*What you will do*: Reproduce the entries below word for word, starting with the first line and going on through the line containing "Ellipse shape — [371, 177, 404, 243]", with that line included.

_ _ _ _

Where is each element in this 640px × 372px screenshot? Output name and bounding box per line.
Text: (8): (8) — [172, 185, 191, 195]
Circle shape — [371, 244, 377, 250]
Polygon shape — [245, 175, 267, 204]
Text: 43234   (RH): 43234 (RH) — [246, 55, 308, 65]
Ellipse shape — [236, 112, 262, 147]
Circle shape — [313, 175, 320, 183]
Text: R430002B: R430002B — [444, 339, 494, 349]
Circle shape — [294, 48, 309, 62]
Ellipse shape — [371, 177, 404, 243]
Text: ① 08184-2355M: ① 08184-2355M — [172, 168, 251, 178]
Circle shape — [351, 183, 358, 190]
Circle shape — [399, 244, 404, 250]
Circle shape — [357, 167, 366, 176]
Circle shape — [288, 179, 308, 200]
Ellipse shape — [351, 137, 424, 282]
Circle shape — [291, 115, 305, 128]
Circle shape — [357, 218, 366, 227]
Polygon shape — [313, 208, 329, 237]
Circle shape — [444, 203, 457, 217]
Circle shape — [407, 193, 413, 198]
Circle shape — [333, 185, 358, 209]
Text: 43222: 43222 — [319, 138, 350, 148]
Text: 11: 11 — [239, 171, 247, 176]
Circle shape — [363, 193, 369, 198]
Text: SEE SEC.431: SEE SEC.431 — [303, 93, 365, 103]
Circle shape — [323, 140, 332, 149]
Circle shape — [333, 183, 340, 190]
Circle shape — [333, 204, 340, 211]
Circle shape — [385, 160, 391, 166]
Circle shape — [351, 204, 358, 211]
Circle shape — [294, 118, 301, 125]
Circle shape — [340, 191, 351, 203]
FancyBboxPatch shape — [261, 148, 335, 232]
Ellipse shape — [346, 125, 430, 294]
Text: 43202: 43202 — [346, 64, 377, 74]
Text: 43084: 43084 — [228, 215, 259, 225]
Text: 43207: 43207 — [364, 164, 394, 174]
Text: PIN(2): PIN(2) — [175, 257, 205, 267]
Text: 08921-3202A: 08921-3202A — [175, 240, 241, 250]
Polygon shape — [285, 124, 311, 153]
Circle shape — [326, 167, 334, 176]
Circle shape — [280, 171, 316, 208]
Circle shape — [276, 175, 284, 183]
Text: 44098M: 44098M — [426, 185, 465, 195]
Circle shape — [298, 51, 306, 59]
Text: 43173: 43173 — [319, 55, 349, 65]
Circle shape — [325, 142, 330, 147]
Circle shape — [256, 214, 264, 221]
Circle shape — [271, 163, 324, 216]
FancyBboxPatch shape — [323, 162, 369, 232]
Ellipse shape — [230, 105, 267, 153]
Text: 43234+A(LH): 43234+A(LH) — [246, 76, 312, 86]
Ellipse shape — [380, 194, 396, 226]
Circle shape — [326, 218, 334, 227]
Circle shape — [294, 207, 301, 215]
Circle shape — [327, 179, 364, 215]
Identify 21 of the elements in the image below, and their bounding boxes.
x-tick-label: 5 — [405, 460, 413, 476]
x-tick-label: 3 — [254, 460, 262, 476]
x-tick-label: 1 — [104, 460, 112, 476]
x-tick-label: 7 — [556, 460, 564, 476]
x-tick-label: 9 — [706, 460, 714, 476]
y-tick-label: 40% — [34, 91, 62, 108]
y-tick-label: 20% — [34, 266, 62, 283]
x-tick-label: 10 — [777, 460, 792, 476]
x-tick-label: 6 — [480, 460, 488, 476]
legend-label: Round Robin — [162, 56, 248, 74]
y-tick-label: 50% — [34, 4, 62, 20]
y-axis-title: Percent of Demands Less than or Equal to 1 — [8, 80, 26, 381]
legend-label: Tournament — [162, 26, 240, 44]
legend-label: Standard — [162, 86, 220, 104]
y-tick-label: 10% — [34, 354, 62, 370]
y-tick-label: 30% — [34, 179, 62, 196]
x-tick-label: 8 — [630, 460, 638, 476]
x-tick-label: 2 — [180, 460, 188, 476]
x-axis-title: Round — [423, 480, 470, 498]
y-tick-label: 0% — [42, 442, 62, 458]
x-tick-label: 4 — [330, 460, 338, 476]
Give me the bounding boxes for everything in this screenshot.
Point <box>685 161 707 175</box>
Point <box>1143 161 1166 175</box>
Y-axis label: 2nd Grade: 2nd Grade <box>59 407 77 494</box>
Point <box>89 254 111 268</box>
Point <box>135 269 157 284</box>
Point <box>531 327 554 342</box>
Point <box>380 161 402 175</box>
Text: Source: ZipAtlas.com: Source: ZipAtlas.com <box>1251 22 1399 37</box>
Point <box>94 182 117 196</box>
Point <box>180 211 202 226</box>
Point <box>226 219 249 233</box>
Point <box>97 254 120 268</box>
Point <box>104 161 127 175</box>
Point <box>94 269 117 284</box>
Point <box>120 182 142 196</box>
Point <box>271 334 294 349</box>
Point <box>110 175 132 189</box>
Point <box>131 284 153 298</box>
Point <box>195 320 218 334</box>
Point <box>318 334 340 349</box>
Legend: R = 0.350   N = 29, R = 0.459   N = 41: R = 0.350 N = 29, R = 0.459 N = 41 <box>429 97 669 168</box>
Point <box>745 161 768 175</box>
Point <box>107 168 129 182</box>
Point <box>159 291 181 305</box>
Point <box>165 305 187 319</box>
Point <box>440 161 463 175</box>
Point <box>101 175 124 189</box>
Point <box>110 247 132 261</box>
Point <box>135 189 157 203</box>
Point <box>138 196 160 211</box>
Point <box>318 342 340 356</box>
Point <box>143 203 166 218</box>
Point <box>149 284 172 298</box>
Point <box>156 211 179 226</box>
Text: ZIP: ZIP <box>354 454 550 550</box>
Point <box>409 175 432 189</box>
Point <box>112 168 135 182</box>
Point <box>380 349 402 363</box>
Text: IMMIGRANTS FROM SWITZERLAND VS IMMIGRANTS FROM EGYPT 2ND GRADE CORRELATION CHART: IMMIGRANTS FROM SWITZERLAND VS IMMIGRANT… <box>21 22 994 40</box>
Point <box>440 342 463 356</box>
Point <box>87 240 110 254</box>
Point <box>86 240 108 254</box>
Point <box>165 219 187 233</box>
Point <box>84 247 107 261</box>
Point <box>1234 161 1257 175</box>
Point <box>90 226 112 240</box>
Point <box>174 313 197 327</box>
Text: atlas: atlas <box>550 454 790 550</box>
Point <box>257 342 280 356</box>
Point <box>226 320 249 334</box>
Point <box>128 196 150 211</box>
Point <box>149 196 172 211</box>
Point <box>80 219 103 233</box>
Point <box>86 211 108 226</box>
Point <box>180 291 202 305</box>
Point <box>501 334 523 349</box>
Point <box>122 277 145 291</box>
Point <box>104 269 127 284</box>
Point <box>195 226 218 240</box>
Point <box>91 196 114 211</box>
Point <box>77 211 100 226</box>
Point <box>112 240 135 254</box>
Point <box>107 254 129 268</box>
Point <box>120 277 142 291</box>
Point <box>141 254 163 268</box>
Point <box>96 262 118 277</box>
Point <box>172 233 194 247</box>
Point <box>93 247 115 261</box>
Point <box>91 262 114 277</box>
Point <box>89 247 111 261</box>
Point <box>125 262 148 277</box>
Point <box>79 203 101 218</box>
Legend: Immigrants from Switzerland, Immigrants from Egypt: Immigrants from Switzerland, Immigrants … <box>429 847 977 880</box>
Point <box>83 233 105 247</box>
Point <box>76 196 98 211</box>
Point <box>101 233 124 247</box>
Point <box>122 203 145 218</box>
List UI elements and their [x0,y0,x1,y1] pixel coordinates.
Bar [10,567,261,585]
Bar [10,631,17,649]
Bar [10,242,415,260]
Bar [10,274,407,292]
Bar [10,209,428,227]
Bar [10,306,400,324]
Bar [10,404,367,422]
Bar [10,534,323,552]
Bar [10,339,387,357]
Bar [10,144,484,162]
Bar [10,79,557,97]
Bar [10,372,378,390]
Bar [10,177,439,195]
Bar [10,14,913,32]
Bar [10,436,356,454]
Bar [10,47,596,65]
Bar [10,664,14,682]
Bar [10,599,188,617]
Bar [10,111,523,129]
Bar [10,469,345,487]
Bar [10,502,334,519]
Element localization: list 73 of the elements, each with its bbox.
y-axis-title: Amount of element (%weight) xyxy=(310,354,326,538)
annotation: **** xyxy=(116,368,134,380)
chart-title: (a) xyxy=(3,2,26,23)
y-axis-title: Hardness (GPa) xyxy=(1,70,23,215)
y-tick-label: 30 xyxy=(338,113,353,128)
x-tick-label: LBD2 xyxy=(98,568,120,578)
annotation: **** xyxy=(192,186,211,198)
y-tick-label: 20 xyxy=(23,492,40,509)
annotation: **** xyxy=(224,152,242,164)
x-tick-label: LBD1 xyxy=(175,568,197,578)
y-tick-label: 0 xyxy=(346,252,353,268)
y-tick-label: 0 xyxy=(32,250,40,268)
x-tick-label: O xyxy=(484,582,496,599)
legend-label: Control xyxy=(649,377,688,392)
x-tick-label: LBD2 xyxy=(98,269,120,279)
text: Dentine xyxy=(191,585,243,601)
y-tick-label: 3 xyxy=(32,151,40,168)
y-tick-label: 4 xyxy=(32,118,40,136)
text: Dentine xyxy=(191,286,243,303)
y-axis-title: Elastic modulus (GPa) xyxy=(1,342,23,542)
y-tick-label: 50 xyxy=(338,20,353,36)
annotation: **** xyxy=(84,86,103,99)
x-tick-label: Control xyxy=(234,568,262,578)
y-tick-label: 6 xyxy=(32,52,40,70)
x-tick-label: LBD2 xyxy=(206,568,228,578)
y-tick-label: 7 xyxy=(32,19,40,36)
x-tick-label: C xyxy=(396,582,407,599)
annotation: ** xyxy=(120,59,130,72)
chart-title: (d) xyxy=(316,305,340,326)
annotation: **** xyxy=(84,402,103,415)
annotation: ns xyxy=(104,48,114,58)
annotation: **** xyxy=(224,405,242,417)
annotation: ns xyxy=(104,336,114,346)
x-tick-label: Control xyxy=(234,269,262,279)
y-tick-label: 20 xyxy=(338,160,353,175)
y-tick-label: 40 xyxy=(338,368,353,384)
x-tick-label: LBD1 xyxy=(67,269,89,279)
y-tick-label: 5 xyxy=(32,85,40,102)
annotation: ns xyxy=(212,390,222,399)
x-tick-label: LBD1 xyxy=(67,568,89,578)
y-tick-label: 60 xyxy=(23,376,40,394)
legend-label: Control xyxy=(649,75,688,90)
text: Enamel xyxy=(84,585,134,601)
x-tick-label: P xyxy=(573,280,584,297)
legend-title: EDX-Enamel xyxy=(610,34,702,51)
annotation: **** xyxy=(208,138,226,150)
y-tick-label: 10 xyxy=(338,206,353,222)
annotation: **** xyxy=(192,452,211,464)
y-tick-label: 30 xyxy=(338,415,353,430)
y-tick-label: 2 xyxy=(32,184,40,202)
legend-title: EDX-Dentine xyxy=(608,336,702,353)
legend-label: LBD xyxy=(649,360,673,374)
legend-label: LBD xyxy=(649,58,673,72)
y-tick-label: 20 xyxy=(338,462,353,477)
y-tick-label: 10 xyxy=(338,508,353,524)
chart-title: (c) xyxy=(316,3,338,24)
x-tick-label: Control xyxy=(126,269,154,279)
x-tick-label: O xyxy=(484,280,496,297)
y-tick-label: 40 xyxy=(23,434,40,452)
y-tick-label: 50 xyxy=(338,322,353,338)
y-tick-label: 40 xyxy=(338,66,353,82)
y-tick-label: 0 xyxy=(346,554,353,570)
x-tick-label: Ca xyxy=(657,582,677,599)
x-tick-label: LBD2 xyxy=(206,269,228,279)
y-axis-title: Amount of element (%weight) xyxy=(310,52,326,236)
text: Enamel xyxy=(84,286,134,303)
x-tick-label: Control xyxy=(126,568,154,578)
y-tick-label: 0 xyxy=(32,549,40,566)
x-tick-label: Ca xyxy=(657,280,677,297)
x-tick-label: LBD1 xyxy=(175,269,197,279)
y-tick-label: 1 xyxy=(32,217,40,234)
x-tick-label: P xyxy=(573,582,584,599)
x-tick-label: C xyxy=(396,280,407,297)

_ _ _ _

*Solution for this problem*:
Where is each element in this 640px × 372px screenshot? Output name and bounding box per line.
Text: (8): (8) — [172, 185, 191, 195]
Circle shape — [371, 244, 377, 250]
Polygon shape — [245, 175, 267, 204]
Text: 43234   (RH): 43234 (RH) — [246, 55, 308, 65]
Ellipse shape — [236, 112, 262, 147]
Circle shape — [313, 175, 320, 183]
Text: R430002B: R430002B — [444, 339, 494, 349]
Circle shape — [294, 48, 309, 62]
Ellipse shape — [371, 177, 404, 243]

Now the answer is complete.